--- BEGIN Information supplied ---

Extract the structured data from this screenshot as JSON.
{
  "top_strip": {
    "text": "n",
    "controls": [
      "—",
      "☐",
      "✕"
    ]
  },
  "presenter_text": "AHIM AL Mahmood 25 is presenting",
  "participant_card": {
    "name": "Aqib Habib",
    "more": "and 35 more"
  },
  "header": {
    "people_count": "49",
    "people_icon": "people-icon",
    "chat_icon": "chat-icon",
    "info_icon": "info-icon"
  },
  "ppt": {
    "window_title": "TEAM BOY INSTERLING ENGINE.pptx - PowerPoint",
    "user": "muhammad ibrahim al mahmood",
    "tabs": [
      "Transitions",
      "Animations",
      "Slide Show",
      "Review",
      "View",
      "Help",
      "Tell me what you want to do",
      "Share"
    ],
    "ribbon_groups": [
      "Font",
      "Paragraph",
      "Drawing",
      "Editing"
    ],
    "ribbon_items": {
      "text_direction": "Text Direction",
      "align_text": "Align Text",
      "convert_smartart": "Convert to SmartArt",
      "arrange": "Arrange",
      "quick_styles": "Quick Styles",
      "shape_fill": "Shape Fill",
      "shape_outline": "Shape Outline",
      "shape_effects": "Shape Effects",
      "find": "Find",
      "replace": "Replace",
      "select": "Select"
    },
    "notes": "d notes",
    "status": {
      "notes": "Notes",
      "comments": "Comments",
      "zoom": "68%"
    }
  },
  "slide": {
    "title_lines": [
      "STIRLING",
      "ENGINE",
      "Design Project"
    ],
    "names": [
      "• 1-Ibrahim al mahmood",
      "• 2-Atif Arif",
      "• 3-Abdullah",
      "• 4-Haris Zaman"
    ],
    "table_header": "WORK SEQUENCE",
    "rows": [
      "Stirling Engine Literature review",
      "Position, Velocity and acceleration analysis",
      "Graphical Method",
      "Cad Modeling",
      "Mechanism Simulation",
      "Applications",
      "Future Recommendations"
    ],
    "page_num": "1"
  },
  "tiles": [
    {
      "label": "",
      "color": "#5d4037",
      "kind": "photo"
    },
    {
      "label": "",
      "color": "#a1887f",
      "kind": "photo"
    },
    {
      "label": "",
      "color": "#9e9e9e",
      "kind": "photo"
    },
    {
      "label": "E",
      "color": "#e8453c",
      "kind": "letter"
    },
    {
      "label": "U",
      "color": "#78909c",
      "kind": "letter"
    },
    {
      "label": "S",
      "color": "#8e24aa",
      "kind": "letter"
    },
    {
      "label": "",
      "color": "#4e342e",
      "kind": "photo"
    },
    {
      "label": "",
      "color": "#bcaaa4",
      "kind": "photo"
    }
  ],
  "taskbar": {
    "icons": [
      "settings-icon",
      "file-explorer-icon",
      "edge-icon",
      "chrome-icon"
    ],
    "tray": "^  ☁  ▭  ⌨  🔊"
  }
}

--- END Information supplied ---

What this task involves |
All of the entries must be written out exactly as they stand.

Expected answer |
Extract the structured data from this screenshot as JSON.
{
  "top_strip": {
    "text": "n",
    "controls": [
      "—",
      "☐",
      "✕"
    ]
  },
  "presenter_text": "AHIM AL Mahmood 25 is presenting",
  "participant_card": {
    "name": "Aqib Habib",
    "more": "and 35 more"
  },
  "header": {
    "people_count": "49",
    "people_icon": "people-icon",
    "chat_icon": "chat-icon",
    "info_icon": "info-icon"
  },
  "ppt": {
    "window_title": "TEAM BOY INSTERLING ENGINE.pptx - PowerPoint",
    "user": "muhammad ibrahim al mahmood",
    "tabs": [
      "Transitions",
      "Animations",
      "Slide Show",
      "Review",
      "View",
      "Help",
      "Tell me what you want to do",
      "Share"
    ],
    "ribbon_groups": [
      "Font",
      "Paragraph",
      "Drawing",
      "Editing"
    ],
    "ribbon_items": {
      "text_direction": "Text Direction",
      "align_text": "Align Text",
      "convert_smartart": "Convert to SmartArt",
      "arrange": "Arrange",
      "quick_styles": "Quick Styles",
      "shape_fill": "Shape Fill",
      "shape_outline": "Shape Outline",
      "shape_effects": "Shape Effects",
      "find": "Find",
      "replace": "Replace",
      "select": "Select"
    },
    "notes": "d notes",
    "status": {
      "notes": "Notes",
      "comments": "Comments",
      "zoom": "68%"
    }
  },
  "slide": {
    "title_lines": [
      "STIRLING",
      "ENGINE",
      "Design Project"
    ],
    "names": [
      "• 1-Ibrahim al mahmood",
      "• 2-Atif Arif",
      "• 3-Abdullah",
      "• 4-Haris Zaman"
    ],
    "table_header": "WORK SEQUENCE",
    "rows": [
      "Stirling Engine Literature review",
      "Position, Velocity and acceleration analysis",
      "Graphical Method",
      "Cad Modeling",
      "Mechanism Simulation",
      "Applications",
      "Future Recommendations"
    ],
    "page_num": "1"
  },
  "tiles": [
    {
      "label": "",
      "color": "#5d4037",
      "kind": "photo"
    },
    {
      "label": "",
      "color": "#a1887f",
      "kind": "photo"
    },
    {
      "label": "",
      "color": "#9e9e9e",
      "kind": "photo"
    },
    {
      "label": "E",
      "color": "#e8453c",
      "kind": "letter"
    },
    {
      "label": "U",
      "color": "#78909c",
      "kind": "letter"
    },
    {
      "label": "S",
      "color": "#8e24aa",
      "kind": "letter"
    },
    {
      "label": "",
      "color": "#4e342e",
      "kind": "photo"
    },
    {
      "label": "",
      "color": "#bcaaa4",
      "kind": "photo"
    }
  ],
  "taskbar": {
    "icons": [
      "settings-icon",
      "file-explorer-icon",
      "edge-icon",
      "chrome-icon"
    ],
    "tray": "^  ☁  ▭  ⌨  🔊"
  }
}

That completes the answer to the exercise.